_Short problem_: In the article below on women and youth owning shares of agricultural investments, write out the passage between "Women, youths must" and "agriculture more sustainable.", inclusive, word for word.

_Document text_:
>> Start
Women, youths must be part owners of agricultural investments – Pres Ali
…during address to Latin American Development Bank on food security
The People’s Progressive Party/Civic (PPP/C) Government has enacted a policy to ensure that local women and youth have a percentage of ownership in all new agricultural investments, as part of its efforts to make agriculture more sustainable.
The President made this disclosure while addressing the Development Bank of Latin America (CAF) dialogue on Food Security in Latin America and the Caribbean on Tuesday. He emphasised to attendees, the importance of ensuring youths and women are meaningfully involved in food security efforts.
“In Guyana, for example, we have now made a policy that all the new investment in agriculture, driven by technology, would have a percentage owned by women and youth. So, in all investments we’re making in livestock, 35 per cent of those farms must be owned by women and 30 per cent of those farms must be owned by youth,” he said.
>> End
Stored items from a collection:
>> Start
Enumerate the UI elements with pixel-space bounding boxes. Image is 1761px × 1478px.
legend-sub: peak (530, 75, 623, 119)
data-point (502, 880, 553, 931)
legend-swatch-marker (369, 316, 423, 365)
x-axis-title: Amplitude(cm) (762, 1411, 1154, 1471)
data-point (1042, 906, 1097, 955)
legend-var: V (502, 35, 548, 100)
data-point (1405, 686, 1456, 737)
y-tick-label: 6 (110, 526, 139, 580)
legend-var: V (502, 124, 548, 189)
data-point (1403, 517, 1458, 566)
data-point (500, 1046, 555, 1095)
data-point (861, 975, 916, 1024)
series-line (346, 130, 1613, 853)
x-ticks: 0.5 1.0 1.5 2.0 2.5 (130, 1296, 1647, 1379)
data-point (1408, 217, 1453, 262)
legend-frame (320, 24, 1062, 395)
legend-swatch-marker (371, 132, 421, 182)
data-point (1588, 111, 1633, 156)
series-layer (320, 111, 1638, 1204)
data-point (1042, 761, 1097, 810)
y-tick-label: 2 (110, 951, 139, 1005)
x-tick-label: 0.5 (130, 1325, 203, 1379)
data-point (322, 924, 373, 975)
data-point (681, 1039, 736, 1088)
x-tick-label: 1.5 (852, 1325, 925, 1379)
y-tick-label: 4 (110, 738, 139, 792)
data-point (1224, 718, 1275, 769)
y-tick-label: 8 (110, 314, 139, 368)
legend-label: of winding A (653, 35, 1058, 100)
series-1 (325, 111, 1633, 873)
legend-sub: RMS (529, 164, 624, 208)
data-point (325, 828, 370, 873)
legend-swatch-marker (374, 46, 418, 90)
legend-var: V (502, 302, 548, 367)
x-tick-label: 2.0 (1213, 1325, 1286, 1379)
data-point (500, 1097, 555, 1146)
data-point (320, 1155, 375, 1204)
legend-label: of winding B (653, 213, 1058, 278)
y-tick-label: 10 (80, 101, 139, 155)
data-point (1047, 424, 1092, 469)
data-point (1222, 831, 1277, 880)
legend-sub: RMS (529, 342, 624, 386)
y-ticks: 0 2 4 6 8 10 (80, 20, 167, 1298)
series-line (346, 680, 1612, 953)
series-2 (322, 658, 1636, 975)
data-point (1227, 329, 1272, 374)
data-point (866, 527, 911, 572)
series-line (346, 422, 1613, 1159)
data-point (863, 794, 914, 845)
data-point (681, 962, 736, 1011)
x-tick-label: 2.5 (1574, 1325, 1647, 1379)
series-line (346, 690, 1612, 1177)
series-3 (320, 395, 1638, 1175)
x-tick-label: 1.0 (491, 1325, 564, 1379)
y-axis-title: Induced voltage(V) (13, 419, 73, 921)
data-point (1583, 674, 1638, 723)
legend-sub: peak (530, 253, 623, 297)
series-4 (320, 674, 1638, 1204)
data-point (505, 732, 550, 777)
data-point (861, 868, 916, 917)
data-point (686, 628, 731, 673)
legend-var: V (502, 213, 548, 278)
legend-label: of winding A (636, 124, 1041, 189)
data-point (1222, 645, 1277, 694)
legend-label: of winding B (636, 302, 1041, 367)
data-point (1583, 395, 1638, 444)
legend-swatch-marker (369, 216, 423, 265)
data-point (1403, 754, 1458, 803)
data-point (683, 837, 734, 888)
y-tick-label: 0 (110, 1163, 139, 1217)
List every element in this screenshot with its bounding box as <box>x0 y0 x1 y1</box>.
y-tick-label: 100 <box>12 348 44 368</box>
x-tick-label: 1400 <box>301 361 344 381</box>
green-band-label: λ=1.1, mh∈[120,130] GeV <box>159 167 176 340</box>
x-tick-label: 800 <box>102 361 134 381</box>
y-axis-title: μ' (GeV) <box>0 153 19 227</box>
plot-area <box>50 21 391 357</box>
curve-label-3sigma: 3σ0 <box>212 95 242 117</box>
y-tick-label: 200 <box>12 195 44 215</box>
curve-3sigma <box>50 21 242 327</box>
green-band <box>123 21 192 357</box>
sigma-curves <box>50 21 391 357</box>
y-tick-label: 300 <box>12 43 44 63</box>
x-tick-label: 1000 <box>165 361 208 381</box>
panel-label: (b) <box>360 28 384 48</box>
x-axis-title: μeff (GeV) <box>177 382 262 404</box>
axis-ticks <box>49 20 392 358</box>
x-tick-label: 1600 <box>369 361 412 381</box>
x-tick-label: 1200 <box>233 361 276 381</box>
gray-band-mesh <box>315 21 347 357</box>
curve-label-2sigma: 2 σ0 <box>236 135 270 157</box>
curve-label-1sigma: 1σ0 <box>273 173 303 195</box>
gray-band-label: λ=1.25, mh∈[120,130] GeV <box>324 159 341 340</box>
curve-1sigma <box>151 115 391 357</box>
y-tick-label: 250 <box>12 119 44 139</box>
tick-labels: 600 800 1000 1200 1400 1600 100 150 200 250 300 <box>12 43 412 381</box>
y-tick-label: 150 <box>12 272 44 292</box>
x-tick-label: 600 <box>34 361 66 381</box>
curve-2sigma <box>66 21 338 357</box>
>> End
_Final result_:
Women, youths must be part owners of agricultural investments – Pres Ali
…during address to Latin American Development Bank on food security
The People’s Progressive Party/Civic (PPP/C) Government has enacted a policy to ensure that local women and youth have a percentage of ownership in all new agricultural investments, as part of its efforts to make agriculture more sustainable.